BRIEF: Return every line below as is, leaving out the pictures.

[START RECORDS FOR THIS TASK]

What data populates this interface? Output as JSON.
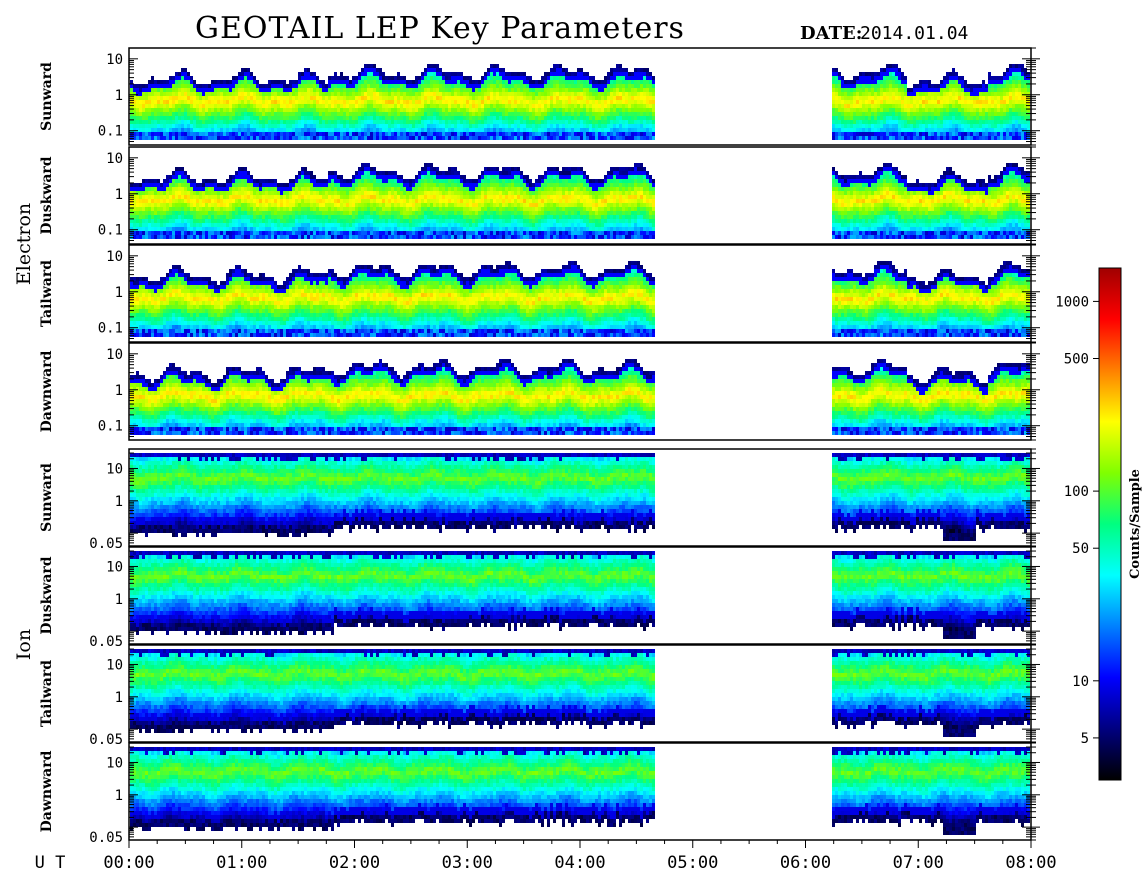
{
  "title": "GEOTAIL LEP Key Parameters",
  "date_label": "DATE:",
  "date_value": "2014.01.04",
  "chart_data": {
    "type": "heatmap",
    "x_axis_label": "U T",
    "x_ticks": [
      "00:00",
      "01:00",
      "02:00",
      "03:00",
      "04:00",
      "05:00",
      "06:00",
      "07:00",
      "08:00"
    ],
    "x_range_hours": [
      0,
      8
    ],
    "data_gap_hours": [
      4.65,
      6.22
    ],
    "scale": "log",
    "colorbar": {
      "label": "Counts/Sample",
      "ticks": [
        5,
        10,
        50,
        100,
        500,
        1000
      ],
      "range": [
        3,
        1500
      ],
      "colors": [
        "#000000",
        "#000080",
        "#0000ff",
        "#0080ff",
        "#00ffff",
        "#00ff80",
        "#80ff00",
        "#ffff00",
        "#ff8000",
        "#ff0000",
        "#a00000"
      ]
    },
    "groups": [
      {
        "name": "Electron",
        "y_ticks": [
          "10",
          "1",
          "0.1"
        ],
        "y_range": [
          0.04,
          20
        ],
        "panels": [
          {
            "direction": "Sunward"
          },
          {
            "direction": "Duskward"
          },
          {
            "direction": "Tailward"
          },
          {
            "direction": "Dawnward"
          }
        ]
      },
      {
        "name": "Ion",
        "y_ticks": [
          "10",
          "1",
          "0.05"
        ],
        "y_range": [
          0.04,
          40
        ],
        "panels": [
          {
            "direction": "Sunward"
          },
          {
            "direction": "Duskward"
          },
          {
            "direction": "Tailward"
          },
          {
            "direction": "Dawnward"
          }
        ]
      }
    ]
  }
}
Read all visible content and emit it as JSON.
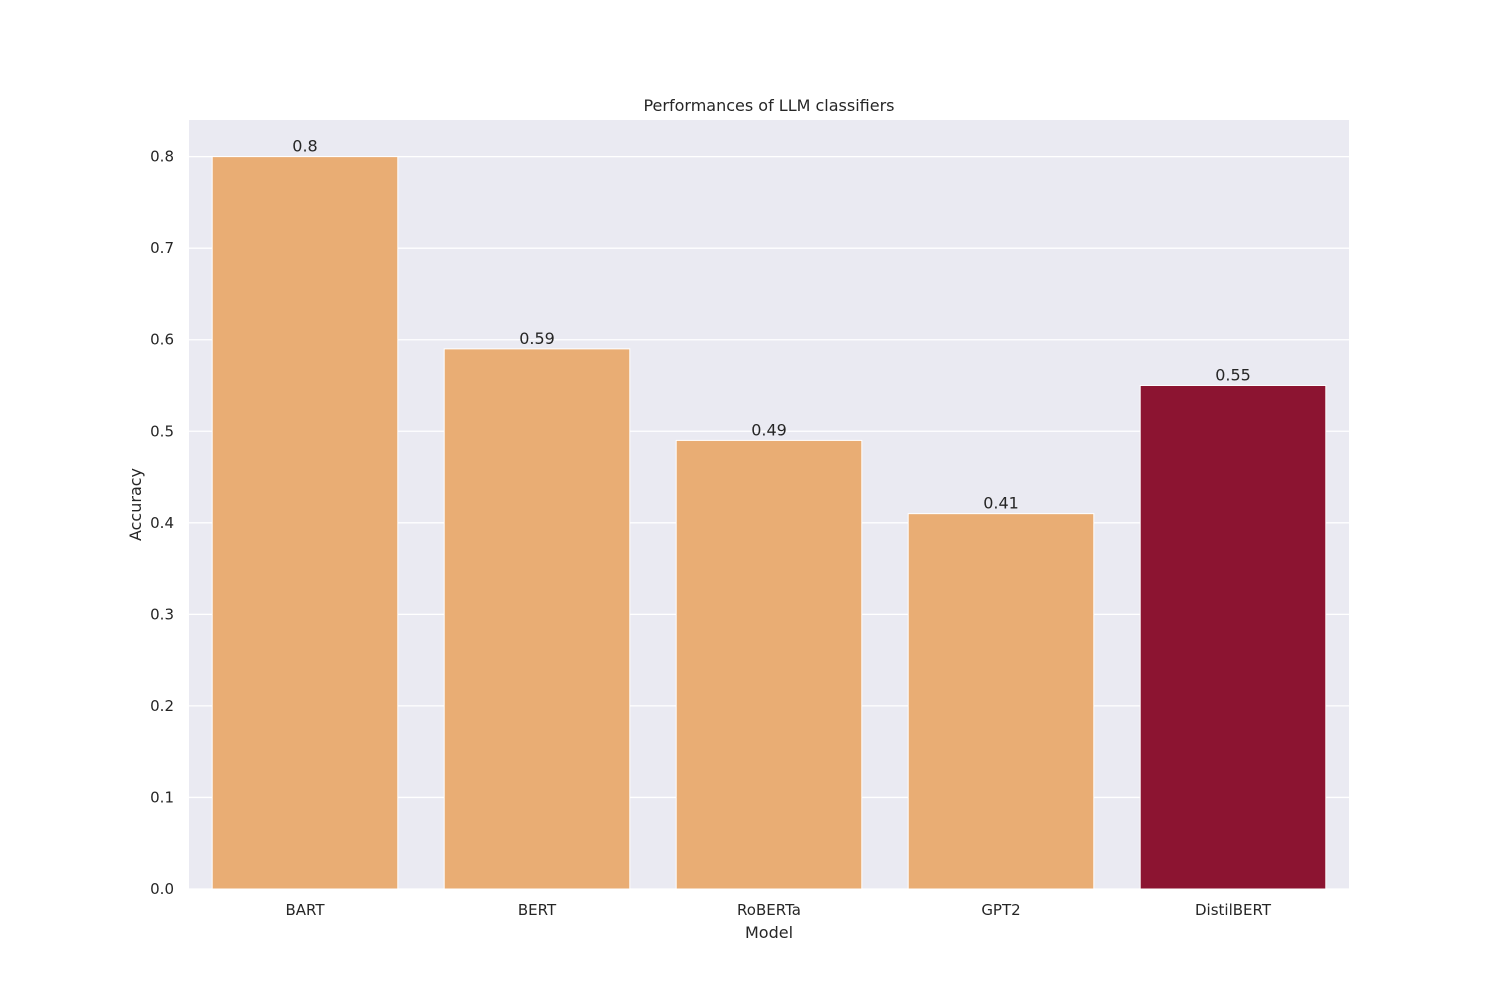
{
  "chart_data": {
    "type": "bar",
    "title": "Performances of LLM classifiers",
    "xlabel": "Model",
    "ylabel": "Accuracy",
    "categories": [
      "BART",
      "BERT",
      "RoBERTa",
      "GPT2",
      "DistilBERT"
    ],
    "values": [
      0.8,
      0.59,
      0.49,
      0.41,
      0.55
    ],
    "data_labels": [
      "0.8",
      "0.59",
      "0.49",
      "0.41",
      "0.55"
    ],
    "ylim": [
      0,
      0.84
    ],
    "yticks": [
      0.0,
      0.1,
      0.2,
      0.3,
      0.4,
      0.5,
      0.6,
      0.7,
      0.8
    ],
    "ytick_labels": [
      "0.0",
      "0.1",
      "0.2",
      "0.3",
      "0.4",
      "0.5",
      "0.6",
      "0.7",
      "0.8"
    ],
    "grid": true,
    "colors": {
      "plot_background": "#eaeaf2",
      "grid": "#ffffff",
      "bar_default": "#e9ad74",
      "bar_highlight": "#8c1431"
    },
    "bar_colors": [
      "#e9ad74",
      "#e9ad74",
      "#e9ad74",
      "#e9ad74",
      "#8c1431"
    ]
  }
}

[END RECORDS FOR THIS TASK]

CORRECT ANSWER:
What data populates this interface? Output as JSON.
{
  "title": "GEOTAIL LEP Key Parameters",
  "date_label": "DATE:",
  "date_value": "2014.01.04",
  "chart_data": {
    "type": "heatmap",
    "x_axis_label": "U T",
    "x_ticks": [
      "00:00",
      "01:00",
      "02:00",
      "03:00",
      "04:00",
      "05:00",
      "06:00",
      "07:00",
      "08:00"
    ],
    "x_range_hours": [
      0,
      8
    ],
    "data_gap_hours": [
      4.65,
      6.22
    ],
    "scale": "log",
    "colorbar": {
      "label": "Counts/Sample",
      "ticks": [
        5,
        10,
        50,
        100,
        500,
        1000
      ],
      "range": [
        3,
        1500
      ],
      "colors": [
        "#000000",
        "#000080",
        "#0000ff",
        "#0080ff",
        "#00ffff",
        "#00ff80",
        "#80ff00",
        "#ffff00",
        "#ff8000",
        "#ff0000",
        "#a00000"
      ]
    },
    "groups": [
      {
        "name": "Electron",
        "y_ticks": [
          "10",
          "1",
          "0.1"
        ],
        "y_range": [
          0.04,
          20
        ],
        "panels": [
          {
            "direction": "Sunward"
          },
          {
            "direction": "Duskward"
          },
          {
            "direction": "Tailward"
          },
          {
            "direction": "Dawnward"
          }
        ]
      },
      {
        "name": "Ion",
        "y_ticks": [
          "10",
          "1",
          "0.05"
        ],
        "y_range": [
          0.04,
          40
        ],
        "panels": [
          {
            "direction": "Sunward"
          },
          {
            "direction": "Duskward"
          },
          {
            "direction": "Tailward"
          },
          {
            "direction": "Dawnward"
          }
        ]
      }
    ]
  }
}
Read all visible content and emit it as JSON.
{
  "chart_data": {
    "type": "bar",
    "title": "Performances of LLM classifiers",
    "xlabel": "Model",
    "ylabel": "Accuracy",
    "categories": [
      "BART",
      "BERT",
      "RoBERTa",
      "GPT2",
      "DistilBERT"
    ],
    "values": [
      0.8,
      0.59,
      0.49,
      0.41,
      0.55
    ],
    "data_labels": [
      "0.8",
      "0.59",
      "0.49",
      "0.41",
      "0.55"
    ],
    "ylim": [
      0,
      0.84
    ],
    "yticks": [
      0.0,
      0.1,
      0.2,
      0.3,
      0.4,
      0.5,
      0.6,
      0.7,
      0.8
    ],
    "ytick_labels": [
      "0.0",
      "0.1",
      "0.2",
      "0.3",
      "0.4",
      "0.5",
      "0.6",
      "0.7",
      "0.8"
    ],
    "grid": true,
    "colors": {
      "plot_background": "#eaeaf2",
      "grid": "#ffffff",
      "bar_default": "#e9ad74",
      "bar_highlight": "#8c1431"
    },
    "bar_colors": [
      "#e9ad74",
      "#e9ad74",
      "#e9ad74",
      "#e9ad74",
      "#8c1431"
    ]
  }
}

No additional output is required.